[Saved entries]
· · · · ·

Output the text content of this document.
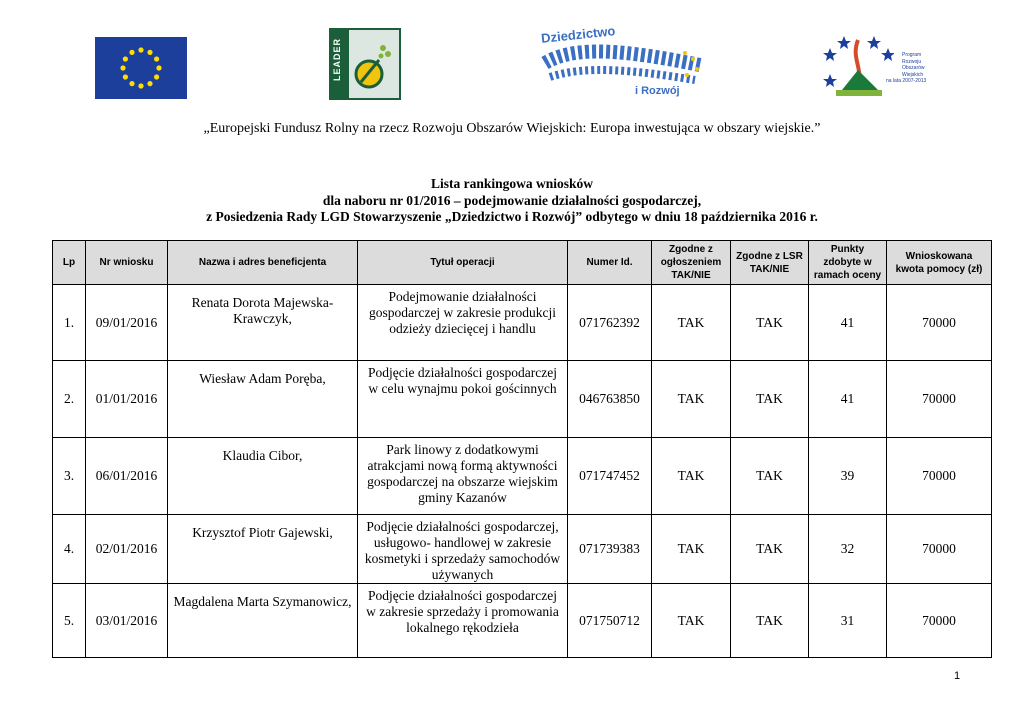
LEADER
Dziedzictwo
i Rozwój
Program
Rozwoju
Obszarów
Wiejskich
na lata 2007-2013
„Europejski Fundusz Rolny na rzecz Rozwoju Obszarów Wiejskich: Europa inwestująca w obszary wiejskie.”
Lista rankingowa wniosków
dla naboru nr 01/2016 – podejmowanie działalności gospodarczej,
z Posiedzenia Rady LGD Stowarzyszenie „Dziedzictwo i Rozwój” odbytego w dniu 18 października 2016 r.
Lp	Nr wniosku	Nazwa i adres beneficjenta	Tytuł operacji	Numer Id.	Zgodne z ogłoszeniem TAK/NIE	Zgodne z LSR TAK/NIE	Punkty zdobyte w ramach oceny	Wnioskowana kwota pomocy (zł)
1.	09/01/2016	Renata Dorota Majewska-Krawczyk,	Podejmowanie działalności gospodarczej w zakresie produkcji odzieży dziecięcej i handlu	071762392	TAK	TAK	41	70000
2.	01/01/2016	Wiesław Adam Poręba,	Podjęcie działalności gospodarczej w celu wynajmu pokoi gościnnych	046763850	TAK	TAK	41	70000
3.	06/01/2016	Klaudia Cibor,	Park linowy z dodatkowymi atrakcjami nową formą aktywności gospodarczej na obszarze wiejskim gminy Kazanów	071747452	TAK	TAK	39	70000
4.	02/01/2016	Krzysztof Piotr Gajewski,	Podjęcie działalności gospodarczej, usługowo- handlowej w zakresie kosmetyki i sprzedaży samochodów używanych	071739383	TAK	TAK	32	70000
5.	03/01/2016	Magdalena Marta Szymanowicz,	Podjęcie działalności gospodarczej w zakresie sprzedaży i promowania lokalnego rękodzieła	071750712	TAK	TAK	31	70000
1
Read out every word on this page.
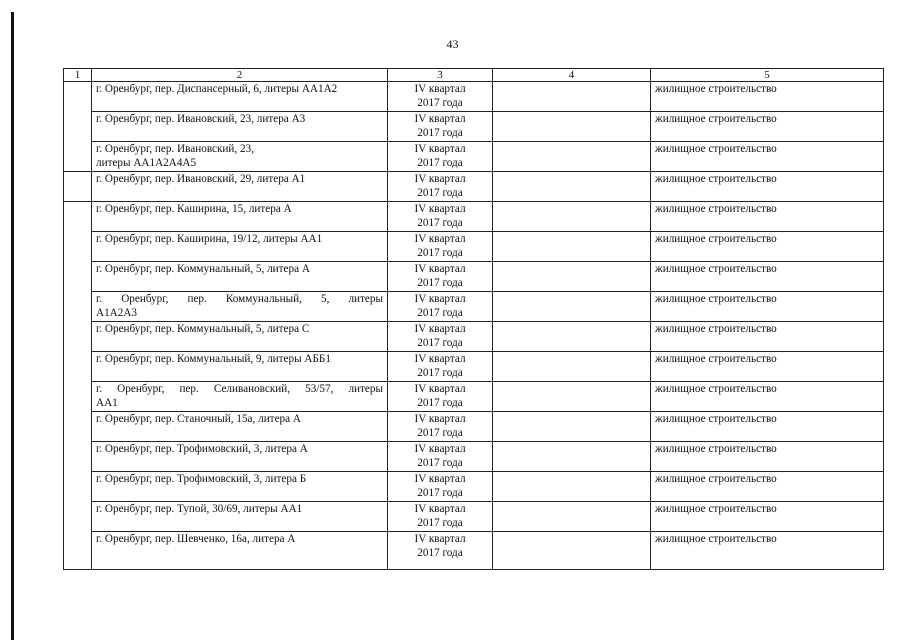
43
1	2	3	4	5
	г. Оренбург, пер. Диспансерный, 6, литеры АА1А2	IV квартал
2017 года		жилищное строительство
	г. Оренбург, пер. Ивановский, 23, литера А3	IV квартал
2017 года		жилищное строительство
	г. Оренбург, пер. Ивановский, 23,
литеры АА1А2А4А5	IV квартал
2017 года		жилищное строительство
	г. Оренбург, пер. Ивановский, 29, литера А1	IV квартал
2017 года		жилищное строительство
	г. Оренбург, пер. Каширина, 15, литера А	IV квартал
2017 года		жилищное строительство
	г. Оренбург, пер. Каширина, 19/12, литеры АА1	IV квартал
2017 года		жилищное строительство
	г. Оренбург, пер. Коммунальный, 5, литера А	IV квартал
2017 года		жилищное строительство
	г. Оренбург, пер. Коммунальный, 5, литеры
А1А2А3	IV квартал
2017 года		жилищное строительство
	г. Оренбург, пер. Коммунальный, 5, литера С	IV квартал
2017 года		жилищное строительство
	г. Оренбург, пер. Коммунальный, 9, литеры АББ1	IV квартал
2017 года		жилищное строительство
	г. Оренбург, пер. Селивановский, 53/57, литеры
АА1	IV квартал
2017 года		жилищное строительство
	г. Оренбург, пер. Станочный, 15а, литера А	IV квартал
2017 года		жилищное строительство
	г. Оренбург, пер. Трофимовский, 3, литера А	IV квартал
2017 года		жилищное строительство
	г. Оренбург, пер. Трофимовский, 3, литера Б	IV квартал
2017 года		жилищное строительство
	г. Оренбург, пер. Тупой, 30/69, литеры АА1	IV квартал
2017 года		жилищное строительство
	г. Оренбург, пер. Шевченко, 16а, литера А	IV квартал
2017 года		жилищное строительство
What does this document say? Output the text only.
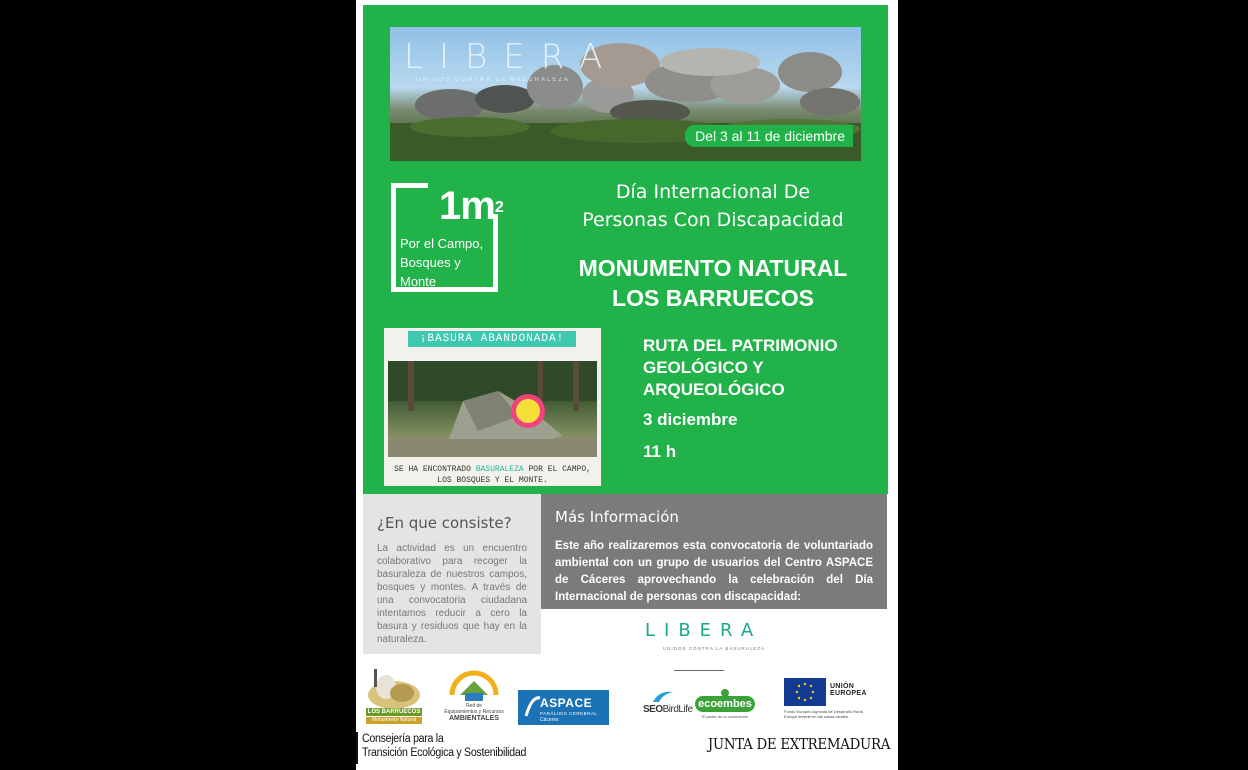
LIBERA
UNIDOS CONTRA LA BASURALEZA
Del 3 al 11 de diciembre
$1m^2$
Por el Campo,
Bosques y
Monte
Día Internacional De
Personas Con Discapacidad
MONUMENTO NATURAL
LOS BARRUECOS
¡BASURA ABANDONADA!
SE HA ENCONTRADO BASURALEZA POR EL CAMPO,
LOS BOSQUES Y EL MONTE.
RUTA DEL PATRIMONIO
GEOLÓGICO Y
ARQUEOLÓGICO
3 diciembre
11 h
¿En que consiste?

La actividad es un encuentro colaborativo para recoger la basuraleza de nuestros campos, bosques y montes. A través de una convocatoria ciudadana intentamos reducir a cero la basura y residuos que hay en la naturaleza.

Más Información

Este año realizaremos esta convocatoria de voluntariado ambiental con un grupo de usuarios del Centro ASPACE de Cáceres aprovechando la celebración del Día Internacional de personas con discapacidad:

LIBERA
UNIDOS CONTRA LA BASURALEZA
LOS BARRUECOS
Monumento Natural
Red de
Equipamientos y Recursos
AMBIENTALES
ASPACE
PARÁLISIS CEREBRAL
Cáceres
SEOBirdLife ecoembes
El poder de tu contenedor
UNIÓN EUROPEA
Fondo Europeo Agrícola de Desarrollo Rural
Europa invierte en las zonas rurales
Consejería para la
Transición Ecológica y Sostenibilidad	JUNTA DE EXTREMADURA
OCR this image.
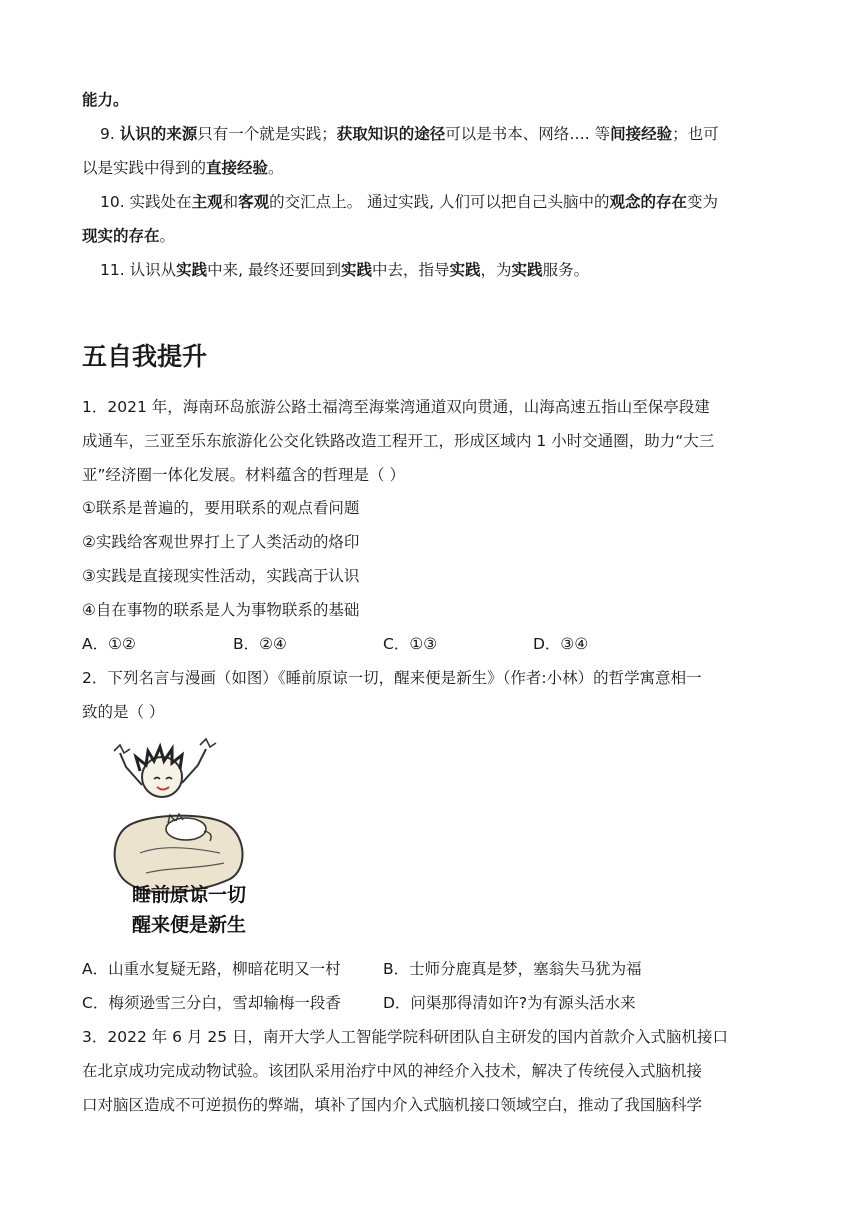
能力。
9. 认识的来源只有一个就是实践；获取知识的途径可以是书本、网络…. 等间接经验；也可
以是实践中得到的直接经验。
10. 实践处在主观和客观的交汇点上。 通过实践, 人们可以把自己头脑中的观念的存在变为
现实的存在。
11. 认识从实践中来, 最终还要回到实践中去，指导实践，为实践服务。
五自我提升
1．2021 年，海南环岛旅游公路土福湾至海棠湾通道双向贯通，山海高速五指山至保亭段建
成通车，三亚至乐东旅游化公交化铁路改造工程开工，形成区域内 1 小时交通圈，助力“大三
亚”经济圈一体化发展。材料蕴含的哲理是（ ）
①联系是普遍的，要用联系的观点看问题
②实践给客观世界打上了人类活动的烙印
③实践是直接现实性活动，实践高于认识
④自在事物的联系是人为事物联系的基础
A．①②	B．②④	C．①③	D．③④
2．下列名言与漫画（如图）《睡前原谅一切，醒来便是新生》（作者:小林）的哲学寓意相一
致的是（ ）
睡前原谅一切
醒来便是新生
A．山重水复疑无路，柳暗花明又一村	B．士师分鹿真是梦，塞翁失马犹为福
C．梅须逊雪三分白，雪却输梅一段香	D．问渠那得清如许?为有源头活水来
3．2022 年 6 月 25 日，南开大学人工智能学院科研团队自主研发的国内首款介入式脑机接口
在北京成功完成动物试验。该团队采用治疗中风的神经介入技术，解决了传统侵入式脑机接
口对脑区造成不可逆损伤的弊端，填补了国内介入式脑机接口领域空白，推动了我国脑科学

· · · · ·

Make an exact copy of the data, leaving its pictures out.

Problem solution
Output the text content of this document.
LEADER
Dziedzictwo
i Rozwój
Program
Rozwoju
Obszarów
Wiejskich
na lata 2007-2013
„Europejski Fundusz Rolny na rzecz Rozwoju Obszarów Wiejskich: Europa inwestująca w obszary wiejskie.”
Lista rankingowa wniosków
dla naboru nr 01/2016 – podejmowanie działalności gospodarczej,
z Posiedzenia Rady LGD Stowarzyszenie „Dziedzictwo i Rozwój” odbytego w dniu 18 października 2016 r.
Lp	Nr wniosku	Nazwa i adres beneficjenta	Tytuł operacji	Numer Id.	Zgodne z ogłoszeniem TAK/NIE	Zgodne z LSR TAK/NIE	Punkty zdobyte w ramach oceny	Wnioskowana kwota pomocy (zł)
1.	09/01/2016	Renata Dorota Majewska-Krawczyk,	Podejmowanie działalności gospodarczej w zakresie produkcji odzieży dziecięcej i handlu	071762392	TAK	TAK	41	70000
2.	01/01/2016	Wiesław Adam Poręba,	Podjęcie działalności gospodarczej w celu wynajmu pokoi gościnnych	046763850	TAK	TAK	41	70000
3.	06/01/2016	Klaudia Cibor,	Park linowy z dodatkowymi atrakcjami nową formą aktywności gospodarczej na obszarze wiejskim gminy Kazanów	071747452	TAK	TAK	39	70000
4.	02/01/2016	Krzysztof Piotr Gajewski,	Podjęcie działalności gospodarczej, usługowo- handlowej w zakresie kosmetyki i sprzedaży samochodów używanych	071739383	TAK	TAK	32	70000
5.	03/01/2016	Magdalena Marta Szymanowicz,	Podjęcie działalności gospodarczej w zakresie sprzedaży i promowania lokalnego rękodzieła	071750712	TAK	TAK	31	70000
1
Read out every word on this page.
43
1	2	3	4	5
	г. Оренбург, пер. Диспансерный, 6, литеры АА1А2	IV квартал
2017 года		жилищное строительство
	г. Оренбург, пер. Ивановский, 23, литера А3	IV квартал
2017 года		жилищное строительство
	г. Оренбург, пер. Ивановский, 23,
литеры АА1А2А4А5	IV квартал
2017 года		жилищное строительство
	г. Оренбург, пер. Ивановский, 29, литера А1	IV квартал
2017 года		жилищное строительство
	г. Оренбург, пер. Каширина, 15, литера А	IV квартал
2017 года		жилищное строительство
	г. Оренбург, пер. Каширина, 19/12, литеры АА1	IV квартал
2017 года		жилищное строительство
	г. Оренбург, пер. Коммунальный, 5, литера А	IV квартал
2017 года		жилищное строительство
	г. Оренбург, пер. Коммунальный, 5, литеры
А1А2А3	IV квартал
2017 года		жилищное строительство
	г. Оренбург, пер. Коммунальный, 5, литера С	IV квартал
2017 года		жилищное строительство
	г. Оренбург, пер. Коммунальный, 9, литеры АББ1	IV квартал
2017 года		жилищное строительство
	г. Оренбург, пер. Селивановский, 53/57, литеры
АА1	IV квартал
2017 года		жилищное строительство
	г. Оренбург, пер. Станочный, 15а, литера А	IV квартал
2017 года		жилищное строительство
	г. Оренбург, пер. Трофимовский, 3, литера А	IV квартал
2017 года		жилищное строительство
	г. Оренбург, пер. Трофимовский, 3, литера Б	IV квартал
2017 года		жилищное строительство
	г. Оренбург, пер. Тупой, 30/69, литеры АА1	IV квартал
2017 года		жилищное строительство
	г. Оренбург, пер. Шевченко, 16а, литера А	IV квартал
2017 года		жилищное строительство
What does this document say? Output the text only.
LIBERA
UNIDOS CONTRA LA BASURALEZA
Del 3 al 11 de diciembre
$1m^2$
Por el Campo,
Bosques y
Monte
Día Internacional De
Personas Con Discapacidad
MONUMENTO NATURAL
LOS BARRUECOS
¡BASURA ABANDONADA!
SE HA ENCONTRADO BASURALEZA POR EL CAMPO,
LOS BOSQUES Y EL MONTE.
RUTA DEL PATRIMONIO
GEOLÓGICO Y
ARQUEOLÓGICO
3 diciembre
11 h
¿En que consiste?

La actividad es un encuentro colaborativo para recoger la basuraleza de nuestros campos, bosques y montes. A través de una convocatoria ciudadana intentamos reducir a cero la basura y residuos que hay en la naturaleza.

Más Información

Este año realizaremos esta convocatoria de voluntariado ambiental con un grupo de usuarios del Centro ASPACE de Cáceres aprovechando la celebración del Día Internacional de personas con discapacidad:

LIBERA
UNIDOS CONTRA LA BASURALEZA
LOS BARRUECOS
Monumento Natural
Red de
Equipamientos y Recursos
AMBIENTALES
ASPACE
PARÁLISIS CEREBRAL
Cáceres
SEOBirdLife ecoembes
El poder de tu contenedor
UNIÓN EUROPEA
Fondo Europeo Agrícola de Desarrollo Rural
Europa invierte en las zonas rurales
Consejería para la
Transición Ecológica y Sostenibilidad	JUNTA DE EXTREMADURA
OCR this image.
能力。
9. 认识的来源只有一个就是实践；获取知识的途径可以是书本、网络…. 等间接经验；也可
以是实践中得到的直接经验。
10. 实践处在主观和客观的交汇点上。 通过实践, 人们可以把自己头脑中的观念的存在变为
现实的存在。
11. 认识从实践中来, 最终还要回到实践中去，指导实践，为实践服务。
五自我提升
1．2021 年，海南环岛旅游公路土福湾至海棠湾通道双向贯通，山海高速五指山至保亭段建
成通车，三亚至乐东旅游化公交化铁路改造工程开工，形成区域内 1 小时交通圈，助力“大三
亚”经济圈一体化发展。材料蕴含的哲理是（ ）
①联系是普遍的，要用联系的观点看问题
②实践给客观世界打上了人类活动的烙印
③实践是直接现实性活动，实践高于认识
④自在事物的联系是人为事物联系的基础
A．①②	B．②④	C．①③	D．③④
2．下列名言与漫画（如图）《睡前原谅一切，醒来便是新生》（作者:小林）的哲学寓意相一
致的是（ ）
睡前原谅一切
醒来便是新生
A．山重水复疑无路，柳暗花明又一村	B．士师分鹿真是梦，塞翁失马犹为福
C．梅须逊雪三分白，雪却输梅一段香	D．问渠那得清如许?为有源头活水来
3．2022 年 6 月 25 日，南开大学人工智能学院科研团队自主研发的国内首款介入式脑机接口
在北京成功完成动物试验。该团队采用治疗中风的神经介入技术，解决了传统侵入式脑机接
口对脑区造成不可逆损伤的弊端，填补了国内介入式脑机接口领域空白，推动了我国脑科学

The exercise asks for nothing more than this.